Directions for this task =>
Whenever a line below holds the word "WalkDD", copy that line.

START Records supplied

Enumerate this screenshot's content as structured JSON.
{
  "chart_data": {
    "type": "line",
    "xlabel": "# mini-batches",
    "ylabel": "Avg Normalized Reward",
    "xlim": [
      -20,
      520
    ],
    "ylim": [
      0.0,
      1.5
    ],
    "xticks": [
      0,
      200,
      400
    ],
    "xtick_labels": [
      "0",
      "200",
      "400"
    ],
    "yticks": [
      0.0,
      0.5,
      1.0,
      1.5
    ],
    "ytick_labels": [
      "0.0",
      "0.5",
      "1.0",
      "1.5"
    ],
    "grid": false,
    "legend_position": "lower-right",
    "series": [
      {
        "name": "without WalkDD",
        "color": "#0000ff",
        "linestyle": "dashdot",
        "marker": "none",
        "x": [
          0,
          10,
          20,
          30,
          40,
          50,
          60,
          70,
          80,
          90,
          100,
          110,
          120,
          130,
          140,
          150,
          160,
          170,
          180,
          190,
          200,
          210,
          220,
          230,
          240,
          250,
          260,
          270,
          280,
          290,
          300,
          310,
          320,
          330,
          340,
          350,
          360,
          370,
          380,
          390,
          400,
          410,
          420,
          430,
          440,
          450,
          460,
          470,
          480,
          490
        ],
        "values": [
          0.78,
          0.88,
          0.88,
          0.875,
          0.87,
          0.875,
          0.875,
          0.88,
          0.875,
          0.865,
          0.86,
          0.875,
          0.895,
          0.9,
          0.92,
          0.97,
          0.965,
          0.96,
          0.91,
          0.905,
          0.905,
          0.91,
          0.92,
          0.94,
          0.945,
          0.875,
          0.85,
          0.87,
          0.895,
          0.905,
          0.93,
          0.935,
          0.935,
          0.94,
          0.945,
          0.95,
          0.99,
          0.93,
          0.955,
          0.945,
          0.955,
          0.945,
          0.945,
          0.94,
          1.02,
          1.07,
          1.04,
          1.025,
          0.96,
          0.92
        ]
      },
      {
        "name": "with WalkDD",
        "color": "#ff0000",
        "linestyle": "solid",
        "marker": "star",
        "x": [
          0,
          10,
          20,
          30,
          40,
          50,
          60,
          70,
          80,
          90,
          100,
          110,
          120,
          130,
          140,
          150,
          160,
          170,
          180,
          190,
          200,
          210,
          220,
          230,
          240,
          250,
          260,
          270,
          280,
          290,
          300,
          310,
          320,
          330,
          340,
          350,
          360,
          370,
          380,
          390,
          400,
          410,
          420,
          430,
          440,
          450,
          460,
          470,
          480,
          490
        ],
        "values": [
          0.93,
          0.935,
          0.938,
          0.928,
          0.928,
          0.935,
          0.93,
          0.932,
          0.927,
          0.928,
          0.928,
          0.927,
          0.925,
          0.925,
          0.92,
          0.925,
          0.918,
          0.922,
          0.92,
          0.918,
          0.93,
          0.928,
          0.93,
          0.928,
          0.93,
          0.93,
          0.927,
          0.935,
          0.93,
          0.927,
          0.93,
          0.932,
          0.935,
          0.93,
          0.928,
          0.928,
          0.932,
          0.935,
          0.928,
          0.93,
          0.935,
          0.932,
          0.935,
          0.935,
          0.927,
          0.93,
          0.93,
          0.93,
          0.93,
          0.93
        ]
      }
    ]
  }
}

END Records supplied

Finished exercise =>
        "name": "without WalkDD",
        "name": "with WalkDD",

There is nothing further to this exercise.